### INSTRUCTIONS FOR THE TASK
Give back the entire listing exactly as it was provided.

### THE RECORDS
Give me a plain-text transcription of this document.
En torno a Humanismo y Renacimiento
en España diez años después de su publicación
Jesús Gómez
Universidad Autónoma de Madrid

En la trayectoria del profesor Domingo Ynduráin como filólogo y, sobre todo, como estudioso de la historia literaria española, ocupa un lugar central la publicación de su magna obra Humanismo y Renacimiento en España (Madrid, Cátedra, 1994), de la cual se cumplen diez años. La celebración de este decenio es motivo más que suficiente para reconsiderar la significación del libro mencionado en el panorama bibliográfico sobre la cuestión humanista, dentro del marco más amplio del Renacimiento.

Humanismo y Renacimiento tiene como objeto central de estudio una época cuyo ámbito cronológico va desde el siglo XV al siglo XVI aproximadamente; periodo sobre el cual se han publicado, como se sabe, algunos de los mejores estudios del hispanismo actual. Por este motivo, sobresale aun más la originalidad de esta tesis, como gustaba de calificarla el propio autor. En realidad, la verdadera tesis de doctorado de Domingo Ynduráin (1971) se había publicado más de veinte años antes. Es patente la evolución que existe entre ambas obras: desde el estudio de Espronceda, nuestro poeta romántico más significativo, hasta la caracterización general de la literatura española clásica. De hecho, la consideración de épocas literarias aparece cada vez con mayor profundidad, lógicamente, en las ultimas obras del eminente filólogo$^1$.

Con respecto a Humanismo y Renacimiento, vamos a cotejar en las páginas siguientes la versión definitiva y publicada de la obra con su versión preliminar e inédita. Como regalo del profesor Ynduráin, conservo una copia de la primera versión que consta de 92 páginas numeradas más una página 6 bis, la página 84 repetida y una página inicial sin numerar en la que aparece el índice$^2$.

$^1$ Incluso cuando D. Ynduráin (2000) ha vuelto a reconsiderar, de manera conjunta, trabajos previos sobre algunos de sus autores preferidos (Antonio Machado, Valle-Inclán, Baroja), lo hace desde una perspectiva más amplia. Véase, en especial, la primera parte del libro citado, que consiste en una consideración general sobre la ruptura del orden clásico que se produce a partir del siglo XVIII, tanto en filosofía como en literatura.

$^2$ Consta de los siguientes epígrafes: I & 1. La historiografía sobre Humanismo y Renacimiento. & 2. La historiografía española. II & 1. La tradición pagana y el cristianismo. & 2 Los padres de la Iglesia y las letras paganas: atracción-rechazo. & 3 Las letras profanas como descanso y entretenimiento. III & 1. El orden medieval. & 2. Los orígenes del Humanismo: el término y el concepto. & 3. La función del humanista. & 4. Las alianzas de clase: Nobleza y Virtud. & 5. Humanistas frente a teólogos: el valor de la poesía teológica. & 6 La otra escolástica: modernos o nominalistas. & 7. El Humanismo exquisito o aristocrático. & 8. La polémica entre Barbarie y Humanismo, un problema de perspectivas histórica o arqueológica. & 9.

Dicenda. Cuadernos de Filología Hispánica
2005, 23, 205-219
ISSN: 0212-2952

### WRITTEN SOLUTION
Give me a plain-text transcription of this document.
En torno a Humanismo y Renacimiento
en España diez años después de su publicación
Jesús Gómez
Universidad Autónoma de Madrid

En la trayectoria del profesor Domingo Ynduráin como filólogo y, sobre todo, como estudioso de la historia literaria española, ocupa un lugar central la publicación de su magna obra Humanismo y Renacimiento en España (Madrid, Cátedra, 1994), de la cual se cumplen diez años. La celebración de este decenio es motivo más que suficiente para reconsiderar la significación del libro mencionado en el panorama bibliográfico sobre la cuestión humanista, dentro del marco más amplio del Renacimiento.

Humanismo y Renacimiento tiene como objeto central de estudio una época cuyo ámbito cronológico va desde el siglo XV al siglo XVI aproximadamente; periodo sobre el cual se han publicado, como se sabe, algunos de los mejores estudios del hispanismo actual. Por este motivo, sobresale aun más la originalidad de esta tesis, como gustaba de calificarla el propio autor. En realidad, la verdadera tesis de doctorado de Domingo Ynduráin (1971) se había publicado más de veinte años antes. Es patente la evolución que existe entre ambas obras: desde el estudio de Espronceda, nuestro poeta romántico más significativo, hasta la caracterización general de la literatura española clásica. De hecho, la consideración de épocas literarias aparece cada vez con mayor profundidad, lógicamente, en las ultimas obras del eminente filólogo$^1$.

Con respecto a Humanismo y Renacimiento, vamos a cotejar en las páginas siguientes la versión definitiva y publicada de la obra con su versión preliminar e inédita. Como regalo del profesor Ynduráin, conservo una copia de la primera versión que consta de 92 páginas numeradas más una página 6 bis, la página 84 repetida y una página inicial sin numerar en la que aparece el índice$^2$.

$^1$ Incluso cuando D. Ynduráin (2000) ha vuelto a reconsiderar, de manera conjunta, trabajos previos sobre algunos de sus autores preferidos (Antonio Machado, Valle-Inclán, Baroja), lo hace desde una perspectiva más amplia. Véase, en especial, la primera parte del libro citado, que consiste en una consideración general sobre la ruptura del orden clásico que se produce a partir del siglo XVIII, tanto en filosofía como en literatura.

$^2$ Consta de los siguientes epígrafes: I & 1. La historiografía sobre Humanismo y Renacimiento. & 2. La historiografía española. II & 1. La tradición pagana y el cristianismo. & 2 Los padres de la Iglesia y las letras paganas: atracción-rechazo. & 3 Las letras profanas como descanso y entretenimiento. III & 1. El orden medieval. & 2. Los orígenes del Humanismo: el término y el concepto. & 3. La función del humanista. & 4. Las alianzas de clase: Nobleza y Virtud. & 5. Humanistas frente a teólogos: el valor de la poesía teológica. & 6 La otra escolástica: modernos o nominalistas. & 7. El Humanismo exquisito o aristocrático. & 8. La polémica entre Barbarie y Humanismo, un problema de perspectivas histórica o arqueológica. & 9.

Dicenda. Cuadernos de Filología Hispánica
2005, 23, 205-219
ISSN: 0212-2952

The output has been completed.